__Problem__
Restate the records below word for word, and omit the images they hold.

__Records for this exercise__

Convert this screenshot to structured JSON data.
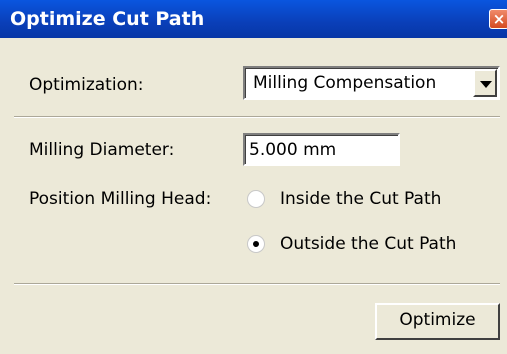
{
  "window": {
    "title": "Optimize Cut Path",
    "close_glyph": "×"
  },
  "optimization": {
    "label": "Optimization:",
    "selected": "Milling Compensation"
  },
  "milling_diameter": {
    "label": "Milling Diameter:",
    "value": "5.000 mm"
  },
  "position_milling_head": {
    "label": "Position Milling Head:",
    "options": [
      {
        "label": "Inside the Cut Path",
        "checked": false
      },
      {
        "label": "Outside the Cut Path",
        "checked": true
      }
    ]
  },
  "actions": {
    "optimize_label": "Optimize"
  }
}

__Response__
Convert this screenshot to structured JSON data.
{
  "window": {
    "title": "Optimize Cut Path",
    "close_glyph": "×"
  },
  "optimization": {
    "label": "Optimization:",
    "selected": "Milling Compensation"
  },
  "milling_diameter": {
    "label": "Milling Diameter:",
    "value": "5.000 mm"
  },
  "position_milling_head": {
    "label": "Position Milling Head:",
    "options": [
      {
        "label": "Inside the Cut Path",
        "checked": false
      },
      {
        "label": "Outside the Cut Path",
        "checked": true
      }
    ]
  },
  "actions": {
    "optimize_label": "Optimize"
  }
}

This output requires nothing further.